Records in a dataset
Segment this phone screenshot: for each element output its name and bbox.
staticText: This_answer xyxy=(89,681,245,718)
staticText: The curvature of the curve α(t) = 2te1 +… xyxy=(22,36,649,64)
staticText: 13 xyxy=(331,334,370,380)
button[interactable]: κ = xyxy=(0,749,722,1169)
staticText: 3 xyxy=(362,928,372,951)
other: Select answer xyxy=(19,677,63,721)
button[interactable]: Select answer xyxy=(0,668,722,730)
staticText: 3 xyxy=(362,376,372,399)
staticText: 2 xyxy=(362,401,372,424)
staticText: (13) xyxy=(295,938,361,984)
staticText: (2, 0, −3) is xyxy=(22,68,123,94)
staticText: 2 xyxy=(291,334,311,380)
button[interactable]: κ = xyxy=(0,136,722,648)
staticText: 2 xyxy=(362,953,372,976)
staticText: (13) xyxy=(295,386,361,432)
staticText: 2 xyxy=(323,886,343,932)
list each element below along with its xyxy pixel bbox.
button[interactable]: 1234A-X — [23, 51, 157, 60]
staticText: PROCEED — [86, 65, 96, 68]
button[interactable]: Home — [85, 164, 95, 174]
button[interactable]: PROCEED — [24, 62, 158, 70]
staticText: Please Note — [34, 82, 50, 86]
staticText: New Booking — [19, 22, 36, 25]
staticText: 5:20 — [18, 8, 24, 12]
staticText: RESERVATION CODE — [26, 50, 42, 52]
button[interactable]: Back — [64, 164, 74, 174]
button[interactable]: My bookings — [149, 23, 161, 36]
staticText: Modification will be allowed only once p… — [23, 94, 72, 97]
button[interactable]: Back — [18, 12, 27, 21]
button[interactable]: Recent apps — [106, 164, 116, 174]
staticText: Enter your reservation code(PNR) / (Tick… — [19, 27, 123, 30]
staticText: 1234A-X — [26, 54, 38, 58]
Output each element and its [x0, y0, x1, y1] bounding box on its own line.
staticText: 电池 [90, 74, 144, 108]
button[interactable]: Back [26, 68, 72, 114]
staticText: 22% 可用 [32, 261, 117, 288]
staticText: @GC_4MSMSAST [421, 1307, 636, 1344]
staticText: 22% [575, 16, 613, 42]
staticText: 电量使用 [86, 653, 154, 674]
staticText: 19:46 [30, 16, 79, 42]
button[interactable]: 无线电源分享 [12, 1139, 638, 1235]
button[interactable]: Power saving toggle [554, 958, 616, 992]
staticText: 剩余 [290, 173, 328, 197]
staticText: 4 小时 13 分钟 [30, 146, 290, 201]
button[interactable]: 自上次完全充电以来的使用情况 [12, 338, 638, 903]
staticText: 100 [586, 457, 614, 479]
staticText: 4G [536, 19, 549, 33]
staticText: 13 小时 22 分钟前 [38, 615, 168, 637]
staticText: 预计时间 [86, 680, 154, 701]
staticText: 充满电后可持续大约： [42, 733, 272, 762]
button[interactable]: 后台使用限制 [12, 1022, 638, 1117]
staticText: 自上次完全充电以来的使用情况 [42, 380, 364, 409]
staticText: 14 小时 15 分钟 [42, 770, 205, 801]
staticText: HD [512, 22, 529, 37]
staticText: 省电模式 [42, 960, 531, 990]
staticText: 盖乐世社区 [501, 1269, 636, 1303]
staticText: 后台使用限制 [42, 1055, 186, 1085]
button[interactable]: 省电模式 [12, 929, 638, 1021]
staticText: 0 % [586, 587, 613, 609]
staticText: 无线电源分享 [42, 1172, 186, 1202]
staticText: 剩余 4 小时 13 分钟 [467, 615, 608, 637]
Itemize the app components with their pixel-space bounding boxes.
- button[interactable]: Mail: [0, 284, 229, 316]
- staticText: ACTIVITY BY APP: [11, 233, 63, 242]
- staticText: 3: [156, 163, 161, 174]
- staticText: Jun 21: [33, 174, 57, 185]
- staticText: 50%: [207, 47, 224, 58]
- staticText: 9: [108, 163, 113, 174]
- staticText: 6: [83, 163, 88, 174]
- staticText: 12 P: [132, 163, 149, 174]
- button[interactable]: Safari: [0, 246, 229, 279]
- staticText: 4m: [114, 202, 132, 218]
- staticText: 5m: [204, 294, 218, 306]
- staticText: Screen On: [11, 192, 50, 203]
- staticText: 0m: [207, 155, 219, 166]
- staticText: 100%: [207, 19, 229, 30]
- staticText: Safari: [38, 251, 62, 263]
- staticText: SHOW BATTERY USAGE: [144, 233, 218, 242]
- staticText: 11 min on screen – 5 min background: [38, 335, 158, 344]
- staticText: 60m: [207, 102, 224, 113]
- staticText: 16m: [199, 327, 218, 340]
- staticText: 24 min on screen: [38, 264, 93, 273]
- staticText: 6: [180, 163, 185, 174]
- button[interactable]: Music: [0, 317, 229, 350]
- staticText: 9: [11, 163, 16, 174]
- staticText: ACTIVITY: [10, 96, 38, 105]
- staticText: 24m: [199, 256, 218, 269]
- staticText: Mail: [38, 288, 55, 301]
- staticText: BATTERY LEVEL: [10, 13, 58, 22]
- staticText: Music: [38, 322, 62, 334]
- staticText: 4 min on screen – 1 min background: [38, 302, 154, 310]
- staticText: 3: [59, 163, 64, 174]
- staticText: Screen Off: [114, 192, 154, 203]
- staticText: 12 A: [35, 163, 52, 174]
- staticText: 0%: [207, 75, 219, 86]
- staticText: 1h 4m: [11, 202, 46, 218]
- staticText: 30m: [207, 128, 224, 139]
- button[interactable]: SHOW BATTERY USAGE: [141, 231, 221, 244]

• Task:
Edit the records from their first line through the line containing "button[interactable]: 1234A-X —". Replace every occurrence of "Select answer" with "Choose answer" and change nothing else.

• Task answer:
Segment this phone screenshot: for each element output its name and bbox.
staticText: This_answer xyxy=(89,681,245,718)
staticText: The curvature of the curve α(t) = 2te1 +… xyxy=(22,36,649,64)
staticText: 13 xyxy=(331,334,370,380)
button[interactable]: κ = xyxy=(0,749,722,1169)
staticText: 3 xyxy=(362,928,372,951)
other: Choose answer xyxy=(19,677,63,721)
button[interactable]: Choose answer xyxy=(0,668,722,730)
staticText: 3 xyxy=(362,376,372,399)
staticText: 2 xyxy=(362,401,372,424)
staticText: (13) xyxy=(295,938,361,984)
staticText: (2, 0, −3) is xyxy=(22,68,123,94)
staticText: 2 xyxy=(291,334,311,380)
button[interactable]: κ = xyxy=(0,136,722,648)
staticText: 2 xyxy=(362,953,372,976)
staticText: (13) xyxy=(295,386,361,432)
staticText: 2 xyxy=(323,886,343,932)
list each element below along with its xyxy pixel bbox.
button[interactable]: 1234A-X — [23, 51, 157, 60]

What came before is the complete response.